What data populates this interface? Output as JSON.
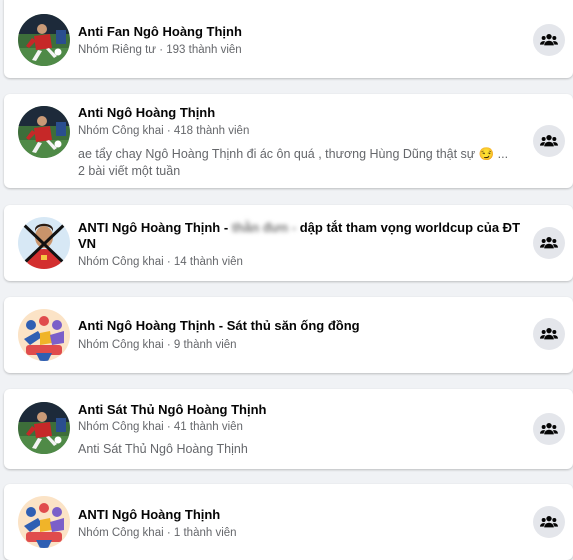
{
  "groups": [
    {
      "title": "Anti Fan Ngô Hoàng Thịnh",
      "privacy": "Nhóm Riêng tư",
      "members": "193 thành viên",
      "avatar": "football-player-photo",
      "action_icon": "people-icon"
    },
    {
      "title": "Anti Ngô Hoàng Thịnh",
      "privacy": "Nhóm Công khai",
      "members": "418 thành viên",
      "snippet": "ae tẩy chay Ngô Hoàng Thịnh đi ác ôn quá , thương Hùng Dũng thật sự 😏 ...",
      "activity": "2 bài viết một tuần",
      "avatar": "football-player-photo",
      "action_icon": "people-icon"
    },
    {
      "title_before": "ANTI Ngô Hoàng Thịnh - ",
      "title_blurred": "thằn đưn -",
      "title_after": " dập tắt tham vọng worldcup của ĐT VN",
      "privacy": "Nhóm Công khai",
      "members": "14 thành viên",
      "avatar": "player-crossed-out-photo",
      "action_icon": "people-icon"
    },
    {
      "title": "Anti Ngô Hoàng Thịnh - Sát thủ săn ống đồng",
      "privacy": "Nhóm Công khai",
      "members": "9 thành viên",
      "avatar": "group-illustration",
      "action_icon": "people-icon"
    },
    {
      "title": "Anti Sát Thủ Ngô Hoàng Thịnh",
      "privacy": "Nhóm Công khai",
      "members": "41 thành viên",
      "snippet": "Anti Sát Thủ Ngô Hoàng Thịnh",
      "avatar": "football-player-photo",
      "action_icon": "people-icon"
    },
    {
      "title": "ANTI Ngô Hoàng Thịnh",
      "privacy": "Nhóm Công khai",
      "members": "1 thành viên",
      "avatar": "group-illustration",
      "action_icon": "people-icon"
    }
  ],
  "separator": " · ",
  "colors": {
    "background": "#f0f2f5",
    "card": "#ffffff",
    "title": "#050505",
    "secondary": "#65676b",
    "button": "#e4e6eb"
  }
}
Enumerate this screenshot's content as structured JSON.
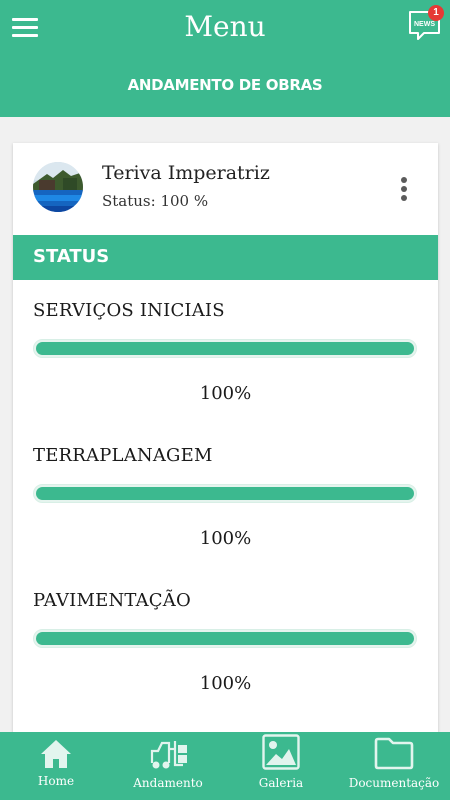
· · · · · · ·
Job: Repeat each record exactly as shown above, dropping all images.

Answer below:
What data populates this interface? Output as JSON.
{
  "groups": [
    {
      "title": "Anti Fan Ngô Hoàng Thịnh",
      "privacy": "Nhóm Riêng tư",
      "members": "193 thành viên",
      "avatar": "football-player-photo",
      "action_icon": "people-icon"
    },
    {
      "title": "Anti Ngô Hoàng Thịnh",
      "privacy": "Nhóm Công khai",
      "members": "418 thành viên",
      "snippet": "ae tẩy chay Ngô Hoàng Thịnh đi ác ôn quá , thương Hùng Dũng thật sự 😏 ...",
      "activity": "2 bài viết một tuần",
      "avatar": "football-player-photo",
      "action_icon": "people-icon"
    },
    {
      "title_before": "ANTI Ngô Hoàng Thịnh - ",
      "title_blurred": "thằn đưn -",
      "title_after": " dập tắt tham vọng worldcup của ĐT VN",
      "privacy": "Nhóm Công khai",
      "members": "14 thành viên",
      "avatar": "player-crossed-out-photo",
      "action_icon": "people-icon"
    },
    {
      "title": "Anti Ngô Hoàng Thịnh - Sát thủ săn ống đồng",
      "privacy": "Nhóm Công khai",
      "members": "9 thành viên",
      "avatar": "group-illustration",
      "action_icon": "people-icon"
    },
    {
      "title": "Anti Sát Thủ Ngô Hoàng Thịnh",
      "privacy": "Nhóm Công khai",
      "members": "41 thành viên",
      "snippet": "Anti Sát Thủ Ngô Hoàng Thịnh",
      "avatar": "football-player-photo",
      "action_icon": "people-icon"
    },
    {
      "title": "ANTI Ngô Hoàng Thịnh",
      "privacy": "Nhóm Công khai",
      "members": "1 thành viên",
      "avatar": "group-illustration",
      "action_icon": "people-icon"
    }
  ],
  "separator": " · ",
  "colors": {
    "background": "#f0f2f5",
    "card": "#ffffff",
    "title": "#050505",
    "secondary": "#65676b",
    "button": "#e4e6eb"
  }
}
Enumerate this screenshot's content as structured JSON.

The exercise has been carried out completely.